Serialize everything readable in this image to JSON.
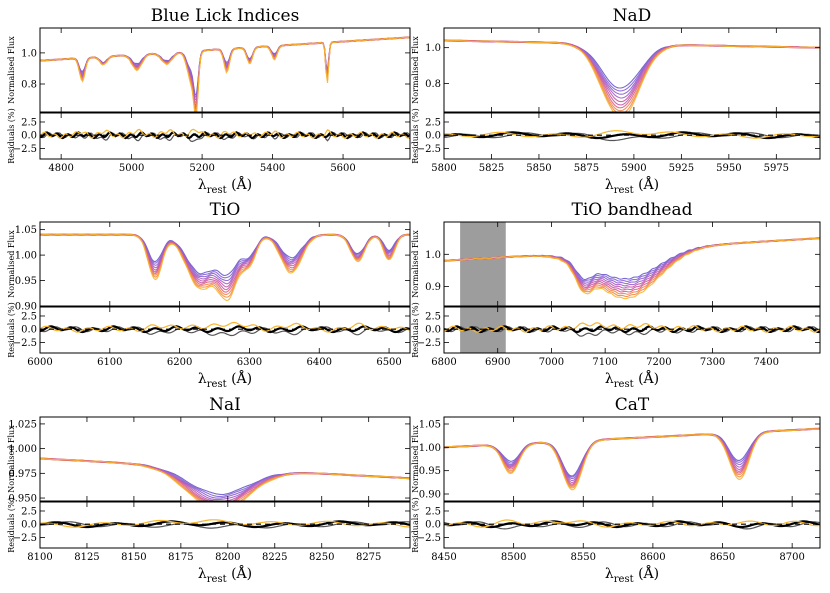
{
  "figure": {
    "ylabel_top": "Normalised Flux",
    "ylabel_bottom": "Residuals (%)",
    "xlabel_main": "λ",
    "xlabel_sub": "rest",
    "xlabel_unit": " (Å)",
    "line_colors": [
      "#6a5acd",
      "#8a63d2",
      "#a45fc9",
      "#c45aa8",
      "#e0607f",
      "#f08a4b",
      "#f7b52c"
    ],
    "residual_color": "#000000"
  },
  "chart_data": [
    {
      "type": "line",
      "title": "Blue Lick Indices",
      "xlim": [
        4740,
        5790
      ],
      "xticks": [
        4800,
        5000,
        5200,
        5400,
        5600
      ],
      "ylim_top": [
        0.62,
        1.16
      ],
      "yticks_top": [
        0.8,
        1.0
      ],
      "ylim_bottom": [
        -4.5,
        4.2
      ],
      "yticks_bottom": [
        -2.5,
        0.0,
        2.5
      ],
      "features": [
        {
          "center": 4860,
          "depth": 0.12,
          "width": 8
        },
        {
          "center": 4920,
          "depth": 0.05,
          "width": 10
        },
        {
          "center": 5015,
          "depth": 0.08,
          "width": 14
        },
        {
          "center": 5100,
          "depth": 0.07,
          "width": 15
        },
        {
          "center": 5170,
          "depth": 0.16,
          "width": 12
        },
        {
          "center": 5183,
          "depth": 0.3,
          "width": 6
        },
        {
          "center": 5270,
          "depth": 0.12,
          "width": 8
        },
        {
          "center": 5335,
          "depth": 0.1,
          "width": 8
        },
        {
          "center": 5405,
          "depth": 0.07,
          "width": 8
        },
        {
          "center": 5555,
          "depth": 0.25,
          "width": 4
        }
      ],
      "continuum_start": 0.95,
      "continuum_end": 1.1
    },
    {
      "type": "line",
      "title": "NaD",
      "xlim": [
        5800,
        5998
      ],
      "xticks": [
        5800,
        5825,
        5850,
        5875,
        5900,
        5925,
        5950,
        5975
      ],
      "ylim_top": [
        0.64,
        1.11
      ],
      "yticks_top": [
        0.8,
        1.0
      ],
      "ylim_bottom": [
        -4.5,
        4.2
      ],
      "yticks_bottom": [
        -2.5,
        0.0,
        2.5
      ],
      "features": [
        {
          "center": 5893,
          "depth": 0.33,
          "width": 10
        }
      ],
      "continuum_start": 1.04,
      "continuum_end": 1.0
    },
    {
      "type": "line",
      "title": "TiO",
      "xlim": [
        6000,
        6530
      ],
      "xticks": [
        6000,
        6100,
        6200,
        6300,
        6400,
        6500
      ],
      "ylim_top": [
        0.9,
        1.065
      ],
      "yticks_top": [
        0.9,
        0.95,
        1.0,
        1.05
      ],
      "ylim_bottom": [
        -4.5,
        4.2
      ],
      "yticks_bottom": [
        -2.5,
        0.0,
        2.5
      ],
      "features": [
        {
          "center": 6165,
          "depth": 0.07,
          "width": 10
        },
        {
          "center": 6230,
          "depth": 0.1,
          "width": 20
        },
        {
          "center": 6270,
          "depth": 0.09,
          "width": 14
        },
        {
          "center": 6300,
          "depth": 0.05,
          "width": 10
        },
        {
          "center": 6360,
          "depth": 0.06,
          "width": 15
        },
        {
          "center": 6455,
          "depth": 0.05,
          "width": 10
        },
        {
          "center": 6500,
          "depth": 0.04,
          "width": 8
        }
      ],
      "continuum_start": 1.04,
      "continuum_end": 1.04
    },
    {
      "type": "line",
      "title": "TiO bandhead",
      "xlim": [
        6800,
        7500
      ],
      "xticks": [
        6800,
        6900,
        7000,
        7100,
        7200,
        7300,
        7400
      ],
      "ylim_top": [
        0.84,
        1.1
      ],
      "yticks_top": [
        0.9,
        1.0
      ],
      "ylim_bottom": [
        -4.5,
        4.2
      ],
      "yticks_bottom": [
        -2.5,
        0.0,
        2.5
      ],
      "shaded_region": [
        6830,
        6915
      ],
      "features": [
        {
          "center": 7140,
          "depth": 0.12,
          "width": 60
        },
        {
          "center": 7060,
          "depth": 0.06,
          "width": 15
        }
      ],
      "continuum_start": 0.98,
      "continuum_end": 1.05
    },
    {
      "type": "line",
      "title": "NaI",
      "xlim": [
        8100,
        8297
      ],
      "xticks": [
        8100,
        8125,
        8150,
        8175,
        8200,
        8225,
        8250,
        8275
      ],
      "ylim_top": [
        0.947,
        1.032
      ],
      "yticks_top": [
        0.95,
        0.975,
        1.0,
        1.025
      ],
      "ylim_bottom": [
        -4.5,
        4.2
      ],
      "yticks_bottom": [
        -2.5,
        0.0,
        2.5
      ],
      "features": [
        {
          "center": 8195,
          "depth": 0.035,
          "width": 16
        }
      ],
      "continuum_start": 0.99,
      "continuum_end": 0.97
    },
    {
      "type": "line",
      "title": "CaT",
      "xlim": [
        8450,
        8720
      ],
      "xticks": [
        8450,
        8500,
        8550,
        8600,
        8650,
        8700
      ],
      "ylim_top": [
        0.885,
        1.065
      ],
      "yticks_top": [
        0.9,
        0.95,
        1.0,
        1.05
      ],
      "ylim_bottom": [
        -4.5,
        4.2
      ],
      "yticks_bottom": [
        -2.5,
        0.0,
        2.5
      ],
      "features": [
        {
          "center": 8498,
          "depth": 0.05,
          "width": 6
        },
        {
          "center": 8542,
          "depth": 0.1,
          "width": 7
        },
        {
          "center": 8662,
          "depth": 0.08,
          "width": 7
        }
      ],
      "continuum_start": 1.0,
      "continuum_end": 1.04
    }
  ]
}
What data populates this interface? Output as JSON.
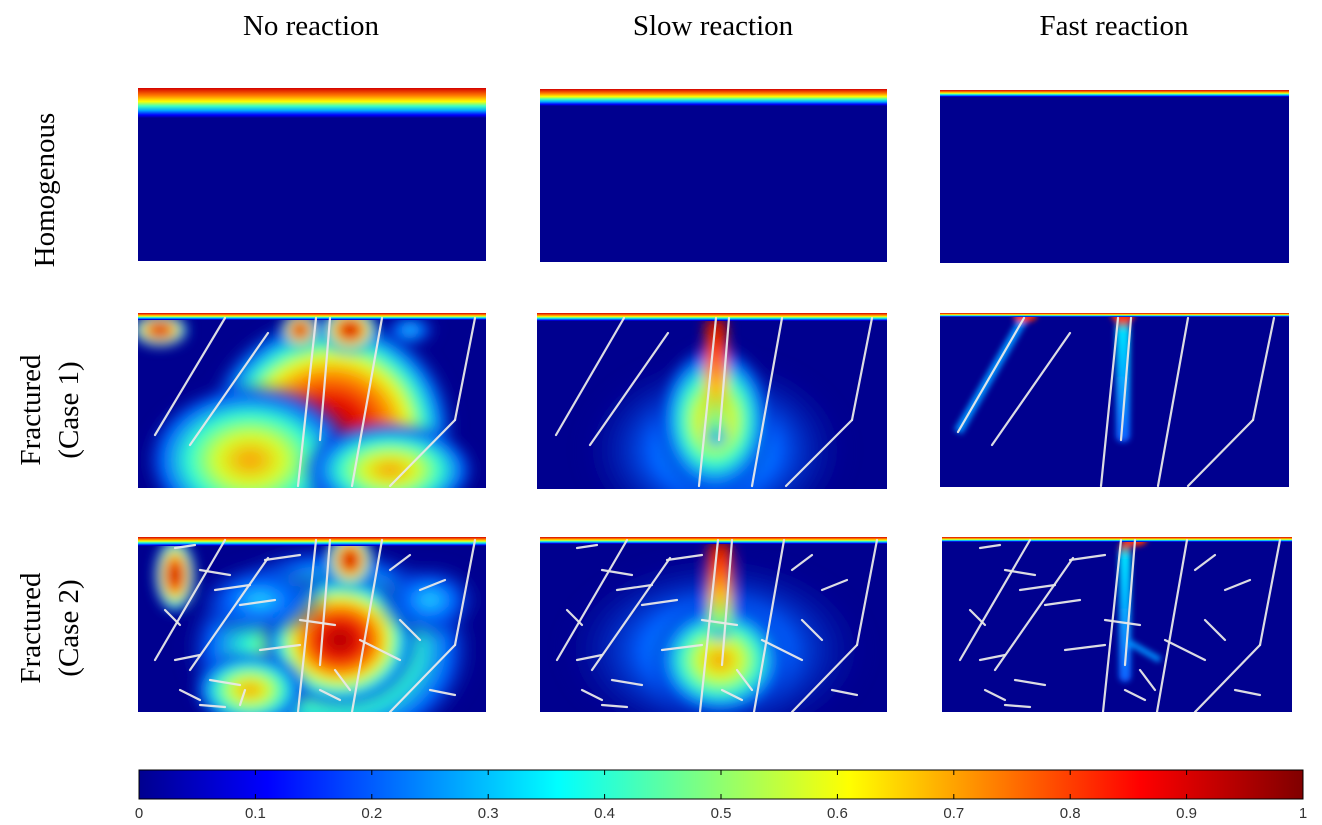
{
  "column_titles": [
    "No reaction",
    "Slow reaction",
    "Fast reaction"
  ],
  "row_titles": [
    {
      "line1": "Homogenous",
      "line2": ""
    },
    {
      "line1": "Fractured",
      "line2": "(Case 1)"
    },
    {
      "line1": "Fractured",
      "line2": "(Case 2)"
    }
  ],
  "colorbar": {
    "colormap": "jet",
    "min": 0,
    "max": 1,
    "ticks": [
      "0",
      "0.1",
      "0.2",
      "0.3",
      "0.4",
      "0.5",
      "0.6",
      "0.7",
      "0.8",
      "0.9",
      "1"
    ]
  },
  "colors": {
    "field_background": "#00008f",
    "fracture_line": "#e8e8e8"
  }
}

- - - - - - -

-- What is needed --
From the entries above, copy out every line where the string "reaction" appears.

-- Complete answer --
    "No reaction",
    "Slow reaction",
    "Fast reaction"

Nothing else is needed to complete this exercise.